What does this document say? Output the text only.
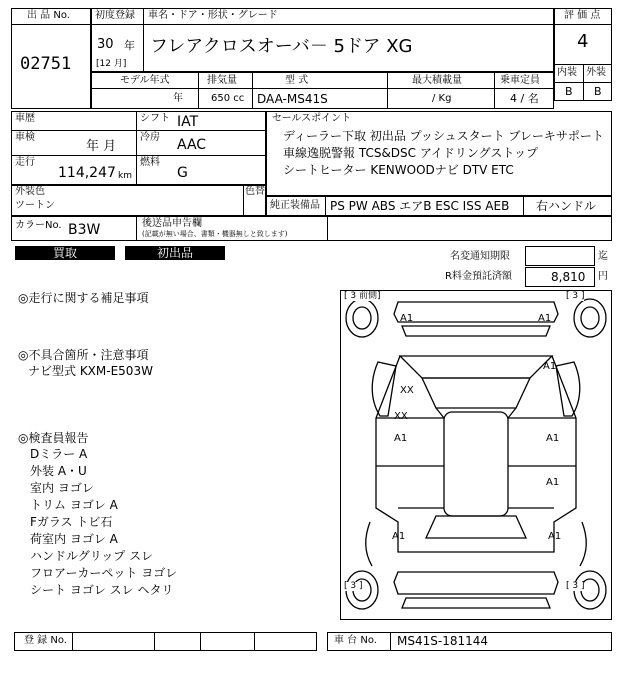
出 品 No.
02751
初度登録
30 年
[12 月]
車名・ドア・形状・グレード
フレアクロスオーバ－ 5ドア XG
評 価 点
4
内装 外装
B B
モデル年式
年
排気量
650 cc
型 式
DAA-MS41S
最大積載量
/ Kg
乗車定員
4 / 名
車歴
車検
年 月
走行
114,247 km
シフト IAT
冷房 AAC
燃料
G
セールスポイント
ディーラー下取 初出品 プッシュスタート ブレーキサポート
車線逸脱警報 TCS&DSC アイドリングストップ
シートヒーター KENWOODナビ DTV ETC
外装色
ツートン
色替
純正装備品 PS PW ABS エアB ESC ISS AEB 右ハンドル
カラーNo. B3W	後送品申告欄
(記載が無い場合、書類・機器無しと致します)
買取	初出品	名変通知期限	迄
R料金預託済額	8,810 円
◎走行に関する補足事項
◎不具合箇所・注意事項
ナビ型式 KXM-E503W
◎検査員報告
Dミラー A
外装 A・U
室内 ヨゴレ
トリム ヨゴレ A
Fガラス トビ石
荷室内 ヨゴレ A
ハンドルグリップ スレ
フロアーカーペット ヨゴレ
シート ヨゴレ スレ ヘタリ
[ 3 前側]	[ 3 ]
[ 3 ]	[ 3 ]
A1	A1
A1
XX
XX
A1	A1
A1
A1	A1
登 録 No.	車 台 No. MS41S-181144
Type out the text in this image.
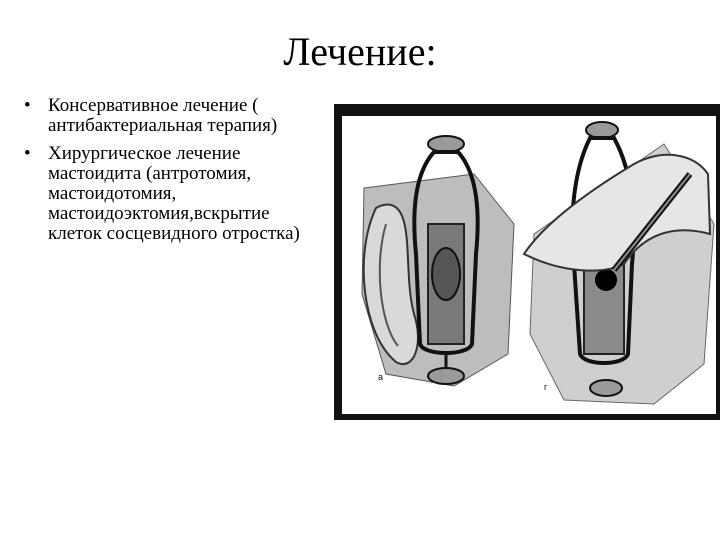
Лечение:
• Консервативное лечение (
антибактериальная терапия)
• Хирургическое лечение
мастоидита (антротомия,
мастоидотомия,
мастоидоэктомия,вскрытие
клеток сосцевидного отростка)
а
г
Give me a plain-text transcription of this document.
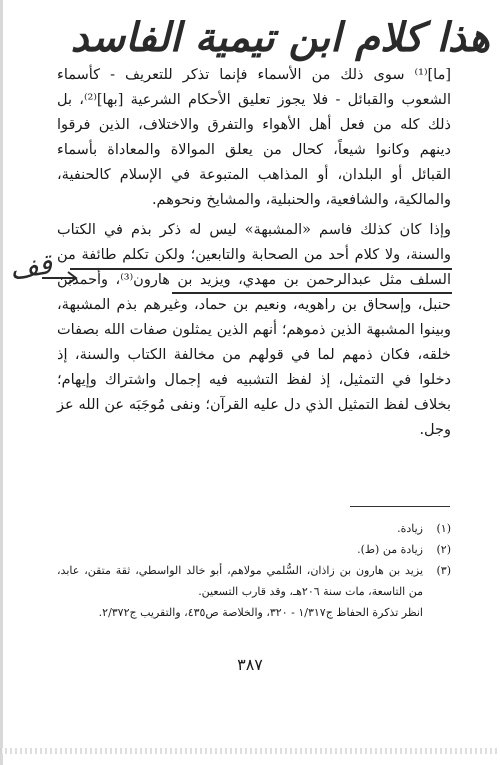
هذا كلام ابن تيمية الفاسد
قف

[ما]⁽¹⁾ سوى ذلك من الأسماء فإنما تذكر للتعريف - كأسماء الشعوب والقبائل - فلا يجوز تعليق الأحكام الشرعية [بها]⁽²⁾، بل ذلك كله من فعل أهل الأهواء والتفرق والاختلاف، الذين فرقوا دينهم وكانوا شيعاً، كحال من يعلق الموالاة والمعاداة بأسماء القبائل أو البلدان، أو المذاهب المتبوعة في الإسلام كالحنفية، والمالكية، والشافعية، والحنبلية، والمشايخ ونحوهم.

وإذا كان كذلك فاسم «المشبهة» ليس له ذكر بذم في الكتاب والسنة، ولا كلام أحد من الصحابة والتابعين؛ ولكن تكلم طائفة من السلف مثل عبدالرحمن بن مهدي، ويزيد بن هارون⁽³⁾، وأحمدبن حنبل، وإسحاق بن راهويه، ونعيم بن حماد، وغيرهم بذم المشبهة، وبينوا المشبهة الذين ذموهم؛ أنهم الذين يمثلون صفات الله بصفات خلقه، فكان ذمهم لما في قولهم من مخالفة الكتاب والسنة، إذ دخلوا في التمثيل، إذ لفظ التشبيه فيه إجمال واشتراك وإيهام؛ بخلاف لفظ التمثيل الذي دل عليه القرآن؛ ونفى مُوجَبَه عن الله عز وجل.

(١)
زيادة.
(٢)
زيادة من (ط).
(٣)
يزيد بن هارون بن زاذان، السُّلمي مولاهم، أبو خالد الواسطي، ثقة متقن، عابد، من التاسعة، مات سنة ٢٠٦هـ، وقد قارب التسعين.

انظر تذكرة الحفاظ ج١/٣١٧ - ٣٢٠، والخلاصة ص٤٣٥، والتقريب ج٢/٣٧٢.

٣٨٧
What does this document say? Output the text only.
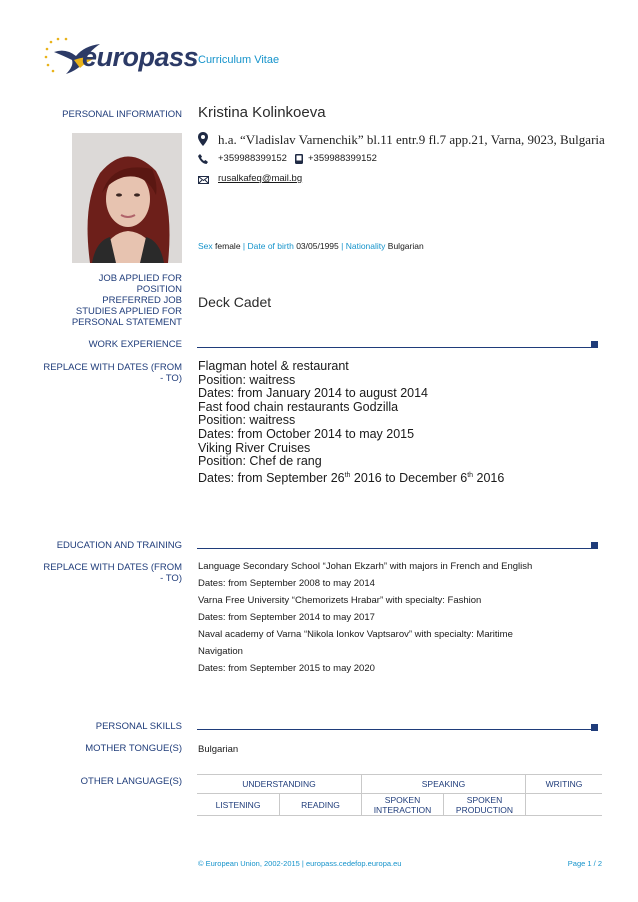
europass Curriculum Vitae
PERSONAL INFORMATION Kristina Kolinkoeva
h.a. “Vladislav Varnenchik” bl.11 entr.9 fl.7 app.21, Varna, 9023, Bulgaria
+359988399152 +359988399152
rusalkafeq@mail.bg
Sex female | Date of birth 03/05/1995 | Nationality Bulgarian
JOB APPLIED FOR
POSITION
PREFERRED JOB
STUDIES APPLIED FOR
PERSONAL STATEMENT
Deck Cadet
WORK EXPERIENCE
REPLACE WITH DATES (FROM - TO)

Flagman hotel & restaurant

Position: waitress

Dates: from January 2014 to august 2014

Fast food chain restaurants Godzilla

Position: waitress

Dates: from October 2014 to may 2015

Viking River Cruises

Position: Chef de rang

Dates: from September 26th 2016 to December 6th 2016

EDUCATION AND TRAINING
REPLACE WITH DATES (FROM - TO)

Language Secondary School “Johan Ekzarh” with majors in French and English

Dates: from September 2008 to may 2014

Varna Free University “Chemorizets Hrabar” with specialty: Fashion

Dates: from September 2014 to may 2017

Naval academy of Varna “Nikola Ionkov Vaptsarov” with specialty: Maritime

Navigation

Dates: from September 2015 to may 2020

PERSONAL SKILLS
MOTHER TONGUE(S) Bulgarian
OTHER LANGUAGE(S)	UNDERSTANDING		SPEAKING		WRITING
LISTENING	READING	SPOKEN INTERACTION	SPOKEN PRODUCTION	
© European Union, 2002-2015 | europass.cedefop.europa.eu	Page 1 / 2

▶ Exercise task:
From the listing above, copy every line that includes the word "September".

▶ Result of the task:
Dates: from September 26th 2016 to December 6th 2016
Dates: from September 2008 to may 2014
Dates: from September 2014 to may 2017
Dates: from September 2015 to may 2020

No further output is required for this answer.